Leave out the pictures and repeat the rest of the material exactly.
_ _ _ _
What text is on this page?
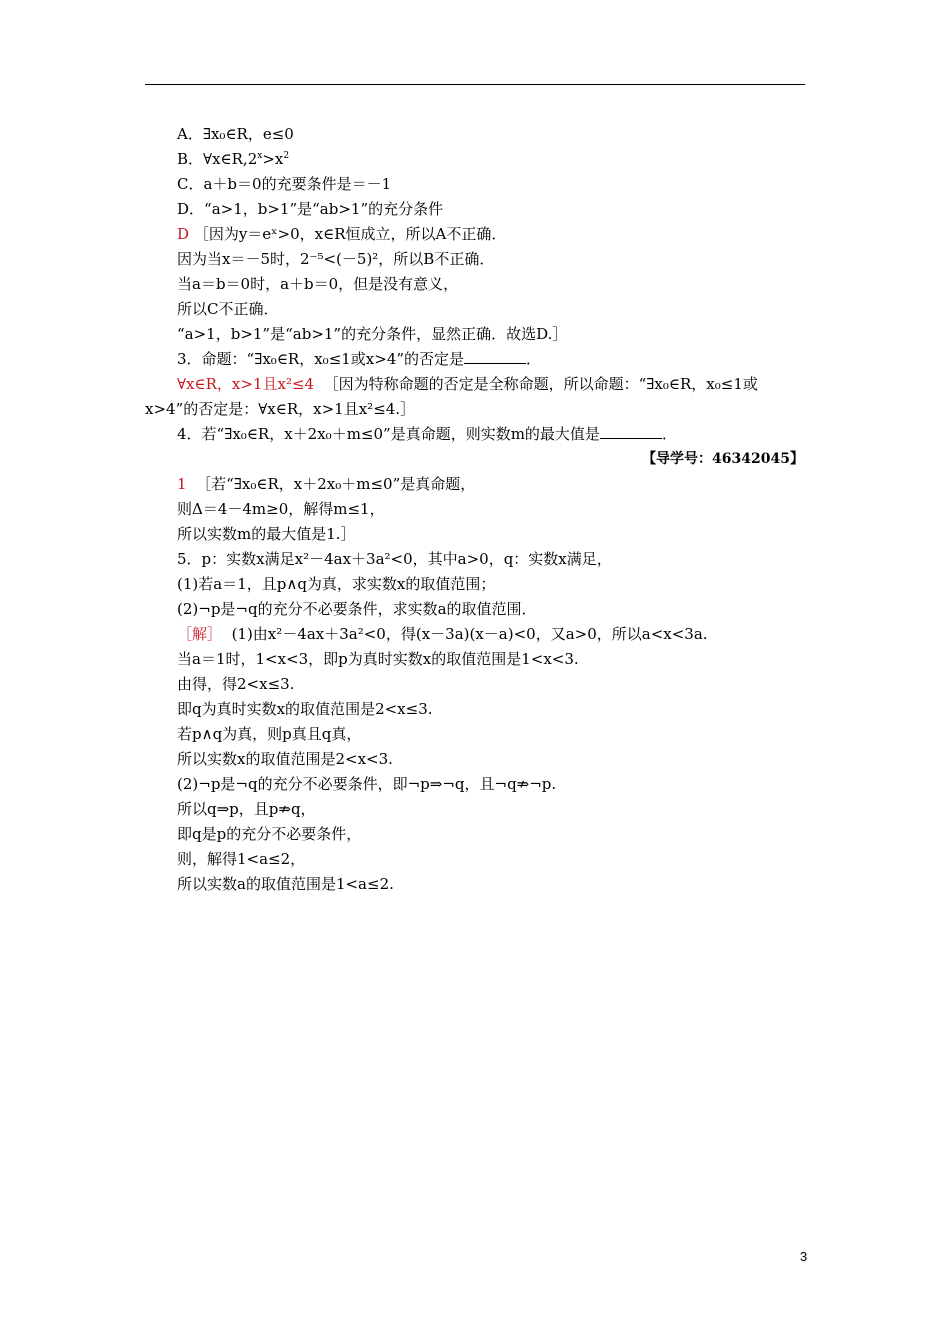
A．∃x₀∈R，e≤0
B．$\forall x\in R,2^x>x^2$
C．a＋b＝0的充要条件是＝－1
D．“a>1，b>1”是“ab>1”的充分条件
D ［因为y＝eˣ>0，x∈R恒成立，所以A不正确．
因为当x＝－5时，2⁻⁵<(－5)²，所以B不正确．
当a＝b＝0时，a＋b＝0，但是没有意义，
所以C不正确．
“a>1，b>1”是“ab>1”的充分条件，显然正确．故选D.］
3．命题：“∃x₀∈R，x₀≤1或x>4”的否定是	．
∀x∈R，x>1且x²≤4 ［因为特称命题的否定是全称命题，所以命题：“∃x₀∈R，x₀≤1或
x>4”的否定是：∀x∈R，x>1且x²≤4.］
4．若“∃x₀∈R，x＋2x₀＋m≤0”是真命题，则实数m的最大值是	．
【导学号：46342045】
1 ［若“∃x₀∈R，x＋2x₀＋m≤0”是真命题，
则Δ＝4－4m≥0，解得m≤1，
所以实数m的最大值是1.］
5．p：实数x满足x²－4ax＋3a²<0，其中a>0，q：实数x满足，
(1)若a＝1，且p∧q为真，求实数x的取值范围；
(2)¬p是¬q的充分不必要条件，求实数a的取值范围．
［解］ (1)由x²－4ax＋3a²<0，得(x－3a)(x－a)<0，又a>0，所以a<x<3a.
当a＝1时，1<x<3，即p为真时实数x的取值范围是1<x<3.
由得，得2<x≤3.
即q为真时实数x的取值范围是2<x≤3.
若p∧q为真，则p真且q真，
所以实数x的取值范围是2<x<3.
(2)¬p是¬q的充分不必要条件，即¬p⇒¬q，且¬q⇏¬p.
所以q⇒p，且p⇏q，
即q是p的充分不必要条件，
则，解得1<a≤2，
所以实数a的取值范围是1<a≤2.
3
_ _ _ _
### RESULT OF THIS EXERCISE
What text is on this page?
A．∃x₀∈R，e≤0
B．$\forall x\in R,2^x>x^2$
C．a＋b＝0的充要条件是＝－1
D．“a>1，b>1”是“ab>1”的充分条件
D ［因为y＝eˣ>0，x∈R恒成立，所以A不正确．
因为当x＝－5时，2⁻⁵<(－5)²，所以B不正确．
当a＝b＝0时，a＋b＝0，但是没有意义，
所以C不正确．
“a>1，b>1”是“ab>1”的充分条件，显然正确．故选D.］
3．命题：“∃x₀∈R，x₀≤1或x>4”的否定是	．
∀x∈R，x>1且x²≤4 ［因为特称命题的否定是全称命题，所以命题：“∃x₀∈R，x₀≤1或
x>4”的否定是：∀x∈R，x>1且x²≤4.］
4．若“∃x₀∈R，x＋2x₀＋m≤0”是真命题，则实数m的最大值是	．
【导学号：46342045】
1 ［若“∃x₀∈R，x＋2x₀＋m≤0”是真命题，
则Δ＝4－4m≥0，解得m≤1，
所以实数m的最大值是1.］
5．p：实数x满足x²－4ax＋3a²<0，其中a>0，q：实数x满足，
(1)若a＝1，且p∧q为真，求实数x的取值范围；
(2)¬p是¬q的充分不必要条件，求实数a的取值范围．
［解］ (1)由x²－4ax＋3a²<0，得(x－3a)(x－a)<0，又a>0，所以a<x<3a.
当a＝1时，1<x<3，即p为真时实数x的取值范围是1<x<3.
由得，得2<x≤3.
即q为真时实数x的取值范围是2<x≤3.
若p∧q为真，则p真且q真，
所以实数x的取值范围是2<x<3.
(2)¬p是¬q的充分不必要条件，即¬p⇒¬q，且¬q⇏¬p.
所以q⇒p，且p⇏q，
即q是p的充分不必要条件，
则，解得1<a≤2，
所以实数a的取值范围是1<a≤2.
3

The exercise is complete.